Records supplied:
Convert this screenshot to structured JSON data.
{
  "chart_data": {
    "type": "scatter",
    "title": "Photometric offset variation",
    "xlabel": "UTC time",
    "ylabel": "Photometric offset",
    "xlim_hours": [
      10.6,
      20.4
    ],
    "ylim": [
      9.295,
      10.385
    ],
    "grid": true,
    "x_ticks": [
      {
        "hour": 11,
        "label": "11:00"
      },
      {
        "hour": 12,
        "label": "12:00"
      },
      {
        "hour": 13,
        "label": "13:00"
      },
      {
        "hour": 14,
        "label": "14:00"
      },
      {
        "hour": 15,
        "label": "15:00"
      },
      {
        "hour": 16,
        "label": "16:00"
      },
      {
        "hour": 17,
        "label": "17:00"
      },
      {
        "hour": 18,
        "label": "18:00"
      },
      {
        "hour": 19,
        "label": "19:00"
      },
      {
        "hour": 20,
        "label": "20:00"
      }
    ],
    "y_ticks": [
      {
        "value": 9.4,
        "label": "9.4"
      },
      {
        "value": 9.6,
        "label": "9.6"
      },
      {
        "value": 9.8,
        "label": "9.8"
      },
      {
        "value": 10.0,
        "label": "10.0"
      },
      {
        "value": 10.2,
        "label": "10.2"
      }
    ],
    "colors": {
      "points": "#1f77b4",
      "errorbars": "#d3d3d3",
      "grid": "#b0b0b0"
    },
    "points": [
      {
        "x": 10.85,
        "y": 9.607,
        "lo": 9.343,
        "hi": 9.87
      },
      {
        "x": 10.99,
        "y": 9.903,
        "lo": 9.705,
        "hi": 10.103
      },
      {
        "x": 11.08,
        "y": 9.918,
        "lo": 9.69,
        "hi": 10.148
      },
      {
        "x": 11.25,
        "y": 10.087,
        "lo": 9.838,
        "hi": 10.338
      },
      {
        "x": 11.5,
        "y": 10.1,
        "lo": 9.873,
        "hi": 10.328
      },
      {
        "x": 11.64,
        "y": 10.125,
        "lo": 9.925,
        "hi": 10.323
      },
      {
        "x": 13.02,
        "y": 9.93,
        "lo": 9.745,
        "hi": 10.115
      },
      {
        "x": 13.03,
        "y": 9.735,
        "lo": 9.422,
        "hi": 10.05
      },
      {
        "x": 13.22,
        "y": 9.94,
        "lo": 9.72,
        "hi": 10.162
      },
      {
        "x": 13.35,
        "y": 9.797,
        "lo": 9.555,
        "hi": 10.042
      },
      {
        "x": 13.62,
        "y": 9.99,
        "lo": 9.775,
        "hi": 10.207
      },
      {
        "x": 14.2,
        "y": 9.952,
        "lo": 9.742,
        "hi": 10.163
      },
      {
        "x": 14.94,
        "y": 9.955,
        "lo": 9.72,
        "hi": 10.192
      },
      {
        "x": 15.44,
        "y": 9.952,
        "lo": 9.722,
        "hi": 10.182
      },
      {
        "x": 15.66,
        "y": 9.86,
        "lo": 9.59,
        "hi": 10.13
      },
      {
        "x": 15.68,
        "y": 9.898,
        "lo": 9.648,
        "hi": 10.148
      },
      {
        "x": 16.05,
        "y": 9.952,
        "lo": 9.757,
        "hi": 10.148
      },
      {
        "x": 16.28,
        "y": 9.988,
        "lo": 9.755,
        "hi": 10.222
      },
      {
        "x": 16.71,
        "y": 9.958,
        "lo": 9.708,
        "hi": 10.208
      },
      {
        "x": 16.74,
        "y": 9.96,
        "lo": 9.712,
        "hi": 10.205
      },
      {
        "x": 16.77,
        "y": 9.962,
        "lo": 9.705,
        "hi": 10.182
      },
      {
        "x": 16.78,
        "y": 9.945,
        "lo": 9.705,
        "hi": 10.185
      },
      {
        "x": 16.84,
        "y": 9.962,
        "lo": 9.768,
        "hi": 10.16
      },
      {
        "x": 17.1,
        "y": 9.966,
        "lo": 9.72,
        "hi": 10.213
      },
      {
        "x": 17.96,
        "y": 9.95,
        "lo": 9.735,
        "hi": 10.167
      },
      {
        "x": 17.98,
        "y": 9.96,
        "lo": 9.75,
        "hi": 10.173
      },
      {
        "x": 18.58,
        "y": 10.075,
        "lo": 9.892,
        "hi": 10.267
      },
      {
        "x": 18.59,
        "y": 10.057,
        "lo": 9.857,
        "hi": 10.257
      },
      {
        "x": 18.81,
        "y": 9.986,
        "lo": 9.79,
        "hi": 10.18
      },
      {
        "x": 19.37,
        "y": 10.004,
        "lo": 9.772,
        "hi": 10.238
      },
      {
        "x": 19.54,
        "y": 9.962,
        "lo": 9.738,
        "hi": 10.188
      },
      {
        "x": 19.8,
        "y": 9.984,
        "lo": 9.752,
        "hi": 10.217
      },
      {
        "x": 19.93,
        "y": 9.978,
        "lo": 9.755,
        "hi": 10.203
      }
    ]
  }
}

Job: Using the listing, say how many lines include the word "value", and add nothing else.

Correct output: 5